### MATERIAL TO PROCESS
- - -
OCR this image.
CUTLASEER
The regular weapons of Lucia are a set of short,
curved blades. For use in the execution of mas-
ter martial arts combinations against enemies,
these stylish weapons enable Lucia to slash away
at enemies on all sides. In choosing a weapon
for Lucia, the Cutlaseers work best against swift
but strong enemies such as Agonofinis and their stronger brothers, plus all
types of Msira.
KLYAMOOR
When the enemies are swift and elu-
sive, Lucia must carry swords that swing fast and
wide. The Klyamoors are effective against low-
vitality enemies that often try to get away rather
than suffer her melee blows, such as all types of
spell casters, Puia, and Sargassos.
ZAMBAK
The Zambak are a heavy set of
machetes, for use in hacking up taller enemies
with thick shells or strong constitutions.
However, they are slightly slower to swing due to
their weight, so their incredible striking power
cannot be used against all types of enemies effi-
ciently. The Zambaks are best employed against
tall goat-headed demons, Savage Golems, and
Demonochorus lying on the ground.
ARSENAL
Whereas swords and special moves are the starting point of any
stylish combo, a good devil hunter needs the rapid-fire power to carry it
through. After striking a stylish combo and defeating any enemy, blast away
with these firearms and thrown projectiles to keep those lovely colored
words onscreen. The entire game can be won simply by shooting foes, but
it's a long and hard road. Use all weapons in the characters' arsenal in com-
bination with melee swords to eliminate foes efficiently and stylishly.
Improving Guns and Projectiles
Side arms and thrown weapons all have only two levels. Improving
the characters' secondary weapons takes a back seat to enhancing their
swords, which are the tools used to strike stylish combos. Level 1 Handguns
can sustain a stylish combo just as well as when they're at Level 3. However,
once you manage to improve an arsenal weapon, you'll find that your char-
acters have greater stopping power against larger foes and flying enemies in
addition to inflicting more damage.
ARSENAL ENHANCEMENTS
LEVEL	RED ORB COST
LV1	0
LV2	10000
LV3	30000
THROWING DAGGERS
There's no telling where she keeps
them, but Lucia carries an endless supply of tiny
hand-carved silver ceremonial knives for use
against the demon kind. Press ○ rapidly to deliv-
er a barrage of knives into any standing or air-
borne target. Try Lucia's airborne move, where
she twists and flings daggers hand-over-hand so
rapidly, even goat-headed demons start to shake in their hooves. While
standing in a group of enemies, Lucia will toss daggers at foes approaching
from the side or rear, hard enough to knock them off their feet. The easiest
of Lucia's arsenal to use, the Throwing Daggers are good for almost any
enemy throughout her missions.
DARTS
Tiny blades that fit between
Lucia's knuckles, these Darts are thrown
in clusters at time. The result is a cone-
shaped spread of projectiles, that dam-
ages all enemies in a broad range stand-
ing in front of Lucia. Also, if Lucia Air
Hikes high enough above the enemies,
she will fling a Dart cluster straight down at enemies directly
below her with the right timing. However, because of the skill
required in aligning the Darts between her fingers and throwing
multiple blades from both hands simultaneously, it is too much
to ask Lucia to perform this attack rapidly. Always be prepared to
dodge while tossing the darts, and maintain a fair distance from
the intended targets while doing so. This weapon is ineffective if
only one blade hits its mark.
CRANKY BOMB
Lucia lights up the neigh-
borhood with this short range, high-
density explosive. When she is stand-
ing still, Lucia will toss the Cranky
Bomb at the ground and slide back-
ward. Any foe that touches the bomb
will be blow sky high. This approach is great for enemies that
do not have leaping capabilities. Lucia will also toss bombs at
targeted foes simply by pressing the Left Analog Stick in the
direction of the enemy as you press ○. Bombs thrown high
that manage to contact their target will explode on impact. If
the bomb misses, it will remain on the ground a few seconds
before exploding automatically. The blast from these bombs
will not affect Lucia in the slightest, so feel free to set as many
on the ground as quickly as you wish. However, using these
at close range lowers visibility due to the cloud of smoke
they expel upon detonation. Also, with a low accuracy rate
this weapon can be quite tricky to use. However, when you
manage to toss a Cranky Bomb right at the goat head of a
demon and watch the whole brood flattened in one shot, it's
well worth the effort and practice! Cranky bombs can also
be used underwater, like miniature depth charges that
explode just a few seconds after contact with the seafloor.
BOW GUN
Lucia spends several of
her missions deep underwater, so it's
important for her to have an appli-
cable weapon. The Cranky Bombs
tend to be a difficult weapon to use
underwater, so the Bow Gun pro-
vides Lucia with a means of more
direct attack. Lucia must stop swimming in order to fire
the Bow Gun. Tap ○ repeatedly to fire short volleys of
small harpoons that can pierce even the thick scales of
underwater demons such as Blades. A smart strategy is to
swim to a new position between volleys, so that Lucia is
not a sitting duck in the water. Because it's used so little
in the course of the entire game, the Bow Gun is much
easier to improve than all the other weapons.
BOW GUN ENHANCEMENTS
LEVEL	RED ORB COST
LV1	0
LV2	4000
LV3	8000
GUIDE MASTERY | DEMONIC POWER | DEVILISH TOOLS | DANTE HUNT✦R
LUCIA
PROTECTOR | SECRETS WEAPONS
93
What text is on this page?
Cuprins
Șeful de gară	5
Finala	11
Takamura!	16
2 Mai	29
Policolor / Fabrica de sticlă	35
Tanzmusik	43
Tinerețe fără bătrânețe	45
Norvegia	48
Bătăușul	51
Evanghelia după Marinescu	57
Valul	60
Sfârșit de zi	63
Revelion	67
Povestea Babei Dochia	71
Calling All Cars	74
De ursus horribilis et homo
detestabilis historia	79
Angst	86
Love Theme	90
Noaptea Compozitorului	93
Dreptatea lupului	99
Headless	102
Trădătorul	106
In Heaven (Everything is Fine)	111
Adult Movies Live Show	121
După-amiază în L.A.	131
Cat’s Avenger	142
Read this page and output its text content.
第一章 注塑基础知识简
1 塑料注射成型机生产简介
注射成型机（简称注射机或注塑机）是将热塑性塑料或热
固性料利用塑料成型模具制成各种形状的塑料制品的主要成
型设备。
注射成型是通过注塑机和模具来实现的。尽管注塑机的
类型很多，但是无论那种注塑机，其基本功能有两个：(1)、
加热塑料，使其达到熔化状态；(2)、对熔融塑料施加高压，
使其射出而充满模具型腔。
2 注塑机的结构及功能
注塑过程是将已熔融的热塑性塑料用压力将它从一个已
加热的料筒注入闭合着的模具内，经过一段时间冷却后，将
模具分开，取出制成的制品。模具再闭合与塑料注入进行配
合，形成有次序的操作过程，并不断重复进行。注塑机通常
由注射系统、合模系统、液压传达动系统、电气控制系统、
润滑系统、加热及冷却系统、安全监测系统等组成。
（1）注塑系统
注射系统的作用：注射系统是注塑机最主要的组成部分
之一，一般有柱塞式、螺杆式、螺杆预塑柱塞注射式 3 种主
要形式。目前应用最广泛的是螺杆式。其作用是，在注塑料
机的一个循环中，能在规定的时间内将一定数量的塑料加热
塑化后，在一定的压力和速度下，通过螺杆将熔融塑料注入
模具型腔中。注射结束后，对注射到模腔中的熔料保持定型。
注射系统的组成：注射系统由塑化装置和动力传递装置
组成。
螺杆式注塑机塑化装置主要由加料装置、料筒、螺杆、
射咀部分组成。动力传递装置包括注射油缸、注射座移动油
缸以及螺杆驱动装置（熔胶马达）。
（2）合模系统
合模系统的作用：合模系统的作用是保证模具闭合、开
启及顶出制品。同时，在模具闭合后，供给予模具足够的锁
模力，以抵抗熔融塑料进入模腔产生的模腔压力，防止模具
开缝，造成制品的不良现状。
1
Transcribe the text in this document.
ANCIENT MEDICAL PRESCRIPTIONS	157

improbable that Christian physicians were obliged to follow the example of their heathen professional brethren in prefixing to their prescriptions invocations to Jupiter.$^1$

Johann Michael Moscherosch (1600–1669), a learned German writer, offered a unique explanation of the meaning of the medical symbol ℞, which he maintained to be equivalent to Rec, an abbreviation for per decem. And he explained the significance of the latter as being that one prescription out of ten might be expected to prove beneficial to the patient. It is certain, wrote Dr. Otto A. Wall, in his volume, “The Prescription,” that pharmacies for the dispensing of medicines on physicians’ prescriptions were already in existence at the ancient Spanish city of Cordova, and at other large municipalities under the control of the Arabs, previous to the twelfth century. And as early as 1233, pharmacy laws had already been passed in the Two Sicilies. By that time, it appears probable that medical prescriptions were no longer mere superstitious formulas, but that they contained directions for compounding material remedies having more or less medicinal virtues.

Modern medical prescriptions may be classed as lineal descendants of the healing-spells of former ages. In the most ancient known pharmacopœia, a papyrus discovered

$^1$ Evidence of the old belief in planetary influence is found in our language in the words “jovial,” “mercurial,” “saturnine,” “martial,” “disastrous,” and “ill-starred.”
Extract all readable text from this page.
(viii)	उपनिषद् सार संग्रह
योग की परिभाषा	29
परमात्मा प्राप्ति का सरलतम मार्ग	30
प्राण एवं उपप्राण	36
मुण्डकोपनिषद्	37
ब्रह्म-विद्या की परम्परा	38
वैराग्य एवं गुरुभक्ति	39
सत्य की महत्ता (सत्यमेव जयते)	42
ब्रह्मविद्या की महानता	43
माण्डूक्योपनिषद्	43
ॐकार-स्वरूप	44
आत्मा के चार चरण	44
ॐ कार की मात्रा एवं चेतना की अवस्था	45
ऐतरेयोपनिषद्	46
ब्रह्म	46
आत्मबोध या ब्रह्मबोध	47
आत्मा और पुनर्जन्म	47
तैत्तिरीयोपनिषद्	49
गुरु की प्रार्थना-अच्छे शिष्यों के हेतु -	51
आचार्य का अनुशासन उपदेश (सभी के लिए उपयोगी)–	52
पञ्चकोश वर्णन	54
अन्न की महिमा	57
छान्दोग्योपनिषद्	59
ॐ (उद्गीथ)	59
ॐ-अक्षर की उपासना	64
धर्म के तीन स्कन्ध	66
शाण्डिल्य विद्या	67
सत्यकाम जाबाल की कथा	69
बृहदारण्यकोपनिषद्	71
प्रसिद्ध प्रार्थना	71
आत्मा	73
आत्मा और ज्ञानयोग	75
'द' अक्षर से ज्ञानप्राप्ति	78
- - -
### YOUR INSTRUCTIONS
Each line containing the word "simply" counts once; say how many such lines there are, giving only the number.

### COMPLETED TASK
2